> **GOAL OF THE EXERCISE**
Write out every entry exactly as it appears.

> **RECORDS FOR THE EXERCISE**
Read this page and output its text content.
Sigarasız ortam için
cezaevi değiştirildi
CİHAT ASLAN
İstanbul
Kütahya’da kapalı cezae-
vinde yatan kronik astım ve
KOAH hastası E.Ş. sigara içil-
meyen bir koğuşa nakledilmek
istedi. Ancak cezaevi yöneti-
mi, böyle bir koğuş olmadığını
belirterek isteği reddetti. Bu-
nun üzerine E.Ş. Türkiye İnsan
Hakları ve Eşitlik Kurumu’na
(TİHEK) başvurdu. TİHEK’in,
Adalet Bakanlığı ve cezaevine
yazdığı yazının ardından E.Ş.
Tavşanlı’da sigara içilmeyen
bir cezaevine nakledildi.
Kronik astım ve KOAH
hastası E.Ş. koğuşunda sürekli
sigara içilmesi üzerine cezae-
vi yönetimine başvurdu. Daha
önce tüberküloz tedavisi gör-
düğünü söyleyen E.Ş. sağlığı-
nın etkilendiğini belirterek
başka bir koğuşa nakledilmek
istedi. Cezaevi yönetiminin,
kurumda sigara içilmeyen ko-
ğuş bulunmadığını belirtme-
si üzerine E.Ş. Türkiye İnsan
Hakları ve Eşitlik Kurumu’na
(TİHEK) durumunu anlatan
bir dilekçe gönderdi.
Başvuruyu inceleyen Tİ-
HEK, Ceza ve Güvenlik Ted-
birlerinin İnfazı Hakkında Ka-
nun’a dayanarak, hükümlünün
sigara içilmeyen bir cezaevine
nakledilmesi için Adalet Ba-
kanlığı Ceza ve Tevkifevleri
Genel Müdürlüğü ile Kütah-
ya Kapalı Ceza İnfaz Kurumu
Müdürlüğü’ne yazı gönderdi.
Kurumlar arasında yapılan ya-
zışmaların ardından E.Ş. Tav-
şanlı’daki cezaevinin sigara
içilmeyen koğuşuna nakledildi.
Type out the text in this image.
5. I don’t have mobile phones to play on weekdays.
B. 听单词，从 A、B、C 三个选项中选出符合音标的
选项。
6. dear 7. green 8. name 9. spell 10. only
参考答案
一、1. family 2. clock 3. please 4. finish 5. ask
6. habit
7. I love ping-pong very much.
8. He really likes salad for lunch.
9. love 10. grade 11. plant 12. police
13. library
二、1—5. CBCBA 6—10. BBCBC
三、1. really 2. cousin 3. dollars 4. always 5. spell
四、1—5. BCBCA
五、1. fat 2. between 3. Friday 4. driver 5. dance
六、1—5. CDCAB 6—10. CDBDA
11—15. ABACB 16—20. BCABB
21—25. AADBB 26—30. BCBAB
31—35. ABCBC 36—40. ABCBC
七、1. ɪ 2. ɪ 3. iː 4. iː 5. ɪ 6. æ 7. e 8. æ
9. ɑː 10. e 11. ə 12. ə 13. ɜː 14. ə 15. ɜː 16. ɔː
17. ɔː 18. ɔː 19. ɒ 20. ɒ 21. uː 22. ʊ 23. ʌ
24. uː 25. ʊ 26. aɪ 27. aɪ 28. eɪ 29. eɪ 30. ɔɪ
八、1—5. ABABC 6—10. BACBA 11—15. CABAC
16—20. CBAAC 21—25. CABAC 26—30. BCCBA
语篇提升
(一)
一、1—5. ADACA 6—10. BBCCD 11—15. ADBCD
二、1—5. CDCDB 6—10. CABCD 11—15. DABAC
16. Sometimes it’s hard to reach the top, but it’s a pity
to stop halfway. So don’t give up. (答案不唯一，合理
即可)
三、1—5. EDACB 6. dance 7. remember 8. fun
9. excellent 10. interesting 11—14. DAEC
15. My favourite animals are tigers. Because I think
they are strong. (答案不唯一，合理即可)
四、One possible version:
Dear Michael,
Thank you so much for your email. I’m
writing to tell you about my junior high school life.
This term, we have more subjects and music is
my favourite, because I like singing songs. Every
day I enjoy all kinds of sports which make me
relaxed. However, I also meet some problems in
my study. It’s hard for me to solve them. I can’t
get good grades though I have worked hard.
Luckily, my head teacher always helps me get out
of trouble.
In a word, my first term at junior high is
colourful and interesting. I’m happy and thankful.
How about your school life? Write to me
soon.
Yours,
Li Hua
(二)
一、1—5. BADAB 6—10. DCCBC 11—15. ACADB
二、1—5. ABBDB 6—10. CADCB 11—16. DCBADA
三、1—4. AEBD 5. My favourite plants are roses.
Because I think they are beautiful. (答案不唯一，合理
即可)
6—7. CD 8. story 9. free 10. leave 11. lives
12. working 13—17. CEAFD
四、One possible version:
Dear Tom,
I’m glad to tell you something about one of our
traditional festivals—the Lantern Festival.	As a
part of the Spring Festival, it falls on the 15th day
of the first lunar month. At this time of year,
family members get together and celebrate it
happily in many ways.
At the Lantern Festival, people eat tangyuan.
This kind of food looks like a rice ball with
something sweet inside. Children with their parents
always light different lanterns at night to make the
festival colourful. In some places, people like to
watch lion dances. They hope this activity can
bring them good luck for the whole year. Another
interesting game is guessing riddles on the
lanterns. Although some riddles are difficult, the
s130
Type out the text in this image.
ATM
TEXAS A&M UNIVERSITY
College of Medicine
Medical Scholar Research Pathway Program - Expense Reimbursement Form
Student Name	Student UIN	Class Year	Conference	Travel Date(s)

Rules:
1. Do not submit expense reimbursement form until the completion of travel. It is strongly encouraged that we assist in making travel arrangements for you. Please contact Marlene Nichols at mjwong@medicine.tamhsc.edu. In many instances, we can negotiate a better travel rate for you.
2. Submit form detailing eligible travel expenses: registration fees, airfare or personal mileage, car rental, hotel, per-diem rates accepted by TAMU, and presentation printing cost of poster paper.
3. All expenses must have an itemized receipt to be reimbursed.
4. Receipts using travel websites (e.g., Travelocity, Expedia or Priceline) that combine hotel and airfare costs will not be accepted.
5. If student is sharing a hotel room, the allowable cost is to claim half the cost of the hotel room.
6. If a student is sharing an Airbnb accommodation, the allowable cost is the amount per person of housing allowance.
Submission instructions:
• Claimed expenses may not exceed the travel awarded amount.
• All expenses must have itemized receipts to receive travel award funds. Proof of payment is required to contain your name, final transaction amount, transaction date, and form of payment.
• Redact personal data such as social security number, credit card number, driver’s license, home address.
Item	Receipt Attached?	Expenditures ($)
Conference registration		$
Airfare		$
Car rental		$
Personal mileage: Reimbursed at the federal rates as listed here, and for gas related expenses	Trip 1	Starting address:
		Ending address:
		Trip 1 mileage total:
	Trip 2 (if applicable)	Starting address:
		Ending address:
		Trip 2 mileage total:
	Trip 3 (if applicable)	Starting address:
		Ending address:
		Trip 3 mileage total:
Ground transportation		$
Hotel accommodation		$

> **SOLUTION FOR THIS PROBLEM**
Read this page and output its text content.
Sigarasız ortam için
cezaevi değiştirildi
CİHAT ASLAN
İstanbul
Kütahya’da kapalı cezae-
vinde yatan kronik astım ve
KOAH hastası E.Ş. sigara içil-
meyen bir koğuşa nakledilmek
istedi. Ancak cezaevi yöneti-
mi, böyle bir koğuş olmadığını
belirterek isteği reddetti. Bu-
nun üzerine E.Ş. Türkiye İnsan
Hakları ve Eşitlik Kurumu’na
(TİHEK) başvurdu. TİHEK’in,
Adalet Bakanlığı ve cezaevine
yazdığı yazının ardından E.Ş.
Tavşanlı’da sigara içilmeyen
bir cezaevine nakledildi.
Kronik astım ve KOAH
hastası E.Ş. koğuşunda sürekli
sigara içilmesi üzerine cezae-
vi yönetimine başvurdu. Daha
önce tüberküloz tedavisi gör-
düğünü söyleyen E.Ş. sağlığı-
nın etkilendiğini belirterek
başka bir koğuşa nakledilmek
istedi. Cezaevi yönetiminin,
kurumda sigara içilmeyen ko-
ğuş bulunmadığını belirtme-
si üzerine E.Ş. Türkiye İnsan
Hakları ve Eşitlik Kurumu’na
(TİHEK) durumunu anlatan
bir dilekçe gönderdi.
Başvuruyu inceleyen Tİ-
HEK, Ceza ve Güvenlik Ted-
birlerinin İnfazı Hakkında Ka-
nun’a dayanarak, hükümlünün
sigara içilmeyen bir cezaevine
nakledilmesi için Adalet Ba-
kanlığı Ceza ve Tevkifevleri
Genel Müdürlüğü ile Kütah-
ya Kapalı Ceza İnfaz Kurumu
Müdürlüğü’ne yazı gönderdi.
Kurumlar arasında yapılan ya-
zışmaların ardından E.Ş. Tav-
şanlı’daki cezaevinin sigara
içilmeyen koğuşuna nakledildi.
Type out the text in this image.
5. I don’t have mobile phones to play on weekdays.
B. 听单词，从 A、B、C 三个选项中选出符合音标的
选项。
6. dear 7. green 8. name 9. spell 10. only
参考答案
一、1. family 2. clock 3. please 4. finish 5. ask
6. habit
7. I love ping-pong very much.
8. He really likes salad for lunch.
9. love 10. grade 11. plant 12. police
13. library
二、1—5. CBCBA 6—10. BBCBC
三、1. really 2. cousin 3. dollars 4. always 5. spell
四、1—5. BCBCA
五、1. fat 2. between 3. Friday 4. driver 5. dance
六、1—5. CDCAB 6—10. CDBDA
11—15. ABACB 16—20. BCABB
21—25. AADBB 26—30. BCBAB
31—35. ABCBC 36—40. ABCBC
七、1. ɪ 2. ɪ 3. iː 4. iː 5. ɪ 6. æ 7. e 8. æ
9. ɑː 10. e 11. ə 12. ə 13. ɜː 14. ə 15. ɜː 16. ɔː
17. ɔː 18. ɔː 19. ɒ 20. ɒ 21. uː 22. ʊ 23. ʌ
24. uː 25. ʊ 26. aɪ 27. aɪ 28. eɪ 29. eɪ 30. ɔɪ
八、1—5. ABABC 6—10. BACBA 11—15. CABAC
16—20. CBAAC 21—25. CABAC 26—30. BCCBA
语篇提升
(一)
一、1—5. ADACA 6—10. BBCCD 11—15. ADBCD
二、1—5. CDCDB 6—10. CABCD 11—15. DABAC
16. Sometimes it’s hard to reach the top, but it’s a pity
to stop halfway. So don’t give up. (答案不唯一，合理
即可)
三、1—5. EDACB 6. dance 7. remember 8. fun
9. excellent 10. interesting 11—14. DAEC
15. My favourite animals are tigers. Because I think
they are strong. (答案不唯一，合理即可)
四、One possible version:
Dear Michael,
Thank you so much for your email. I’m
writing to tell you about my junior high school life.
This term, we have more subjects and music is
my favourite, because I like singing songs. Every
day I enjoy all kinds of sports which make me
relaxed. However, I also meet some problems in
my study. It’s hard for me to solve them. I can’t
get good grades though I have worked hard.
Luckily, my head teacher always helps me get out
of trouble.
In a word, my first term at junior high is
colourful and interesting. I’m happy and thankful.
How about your school life? Write to me
soon.
Yours,
Li Hua
(二)
一、1—5. BADAB 6—10. DCCBC 11—15. ACADB
二、1—5. ABBDB 6—10. CADCB 11—16. DCBADA
三、1—4. AEBD 5. My favourite plants are roses.
Because I think they are beautiful. (答案不唯一，合理
即可)
6—7. CD 8. story 9. free 10. leave 11. lives
12. working 13—17. CEAFD
四、One possible version:
Dear Tom,
I’m glad to tell you something about one of our
traditional festivals—the Lantern Festival.	As a
part of the Spring Festival, it falls on the 15th day
of the first lunar month. At this time of year,
family members get together and celebrate it
happily in many ways.
At the Lantern Festival, people eat tangyuan.
This kind of food looks like a rice ball with
something sweet inside. Children with their parents
always light different lanterns at night to make the
festival colourful. In some places, people like to
watch lion dances. They hope this activity can
bring them good luck for the whole year. Another
interesting game is guessing riddles on the
lanterns. Although some riddles are difficult, the
s130
Type out the text in this image.
ATM
TEXAS A&M UNIVERSITY
College of Medicine
Medical Scholar Research Pathway Program - Expense Reimbursement Form
Student Name	Student UIN	Class Year	Conference	Travel Date(s)

Rules:
1. Do not submit expense reimbursement form until the completion of travel. It is strongly encouraged that we assist in making travel arrangements for you. Please contact Marlene Nichols at mjwong@medicine.tamhsc.edu. In many instances, we can negotiate a better travel rate for you.
2. Submit form detailing eligible travel expenses: registration fees, airfare or personal mileage, car rental, hotel, per-diem rates accepted by TAMU, and presentation printing cost of poster paper.
3. All expenses must have an itemized receipt to be reimbursed.
4. Receipts using travel websites (e.g., Travelocity, Expedia or Priceline) that combine hotel and airfare costs will not be accepted.
5. If student is sharing a hotel room, the allowable cost is to claim half the cost of the hotel room.
6. If a student is sharing an Airbnb accommodation, the allowable cost is the amount per person of housing allowance.
Submission instructions:
• Claimed expenses may not exceed the travel awarded amount.
• All expenses must have itemized receipts to receive travel award funds. Proof of payment is required to contain your name, final transaction amount, transaction date, and form of payment.
• Redact personal data such as social security number, credit card number, driver’s license, home address.
Item	Receipt Attached?	Expenditures ($)
Conference registration		$
Airfare		$
Car rental		$
Personal mileage: Reimbursed at the federal rates as listed here, and for gas related expenses	Trip 1	Starting address:
		Ending address:
		Trip 1 mileage total:
	Trip 2 (if applicable)	Starting address:
		Ending address:
		Trip 2 mileage total:
	Trip 3 (if applicable)	Starting address:
		Ending address:
		Trip 3 mileage total:
Ground transportation		$
Hotel accommodation		$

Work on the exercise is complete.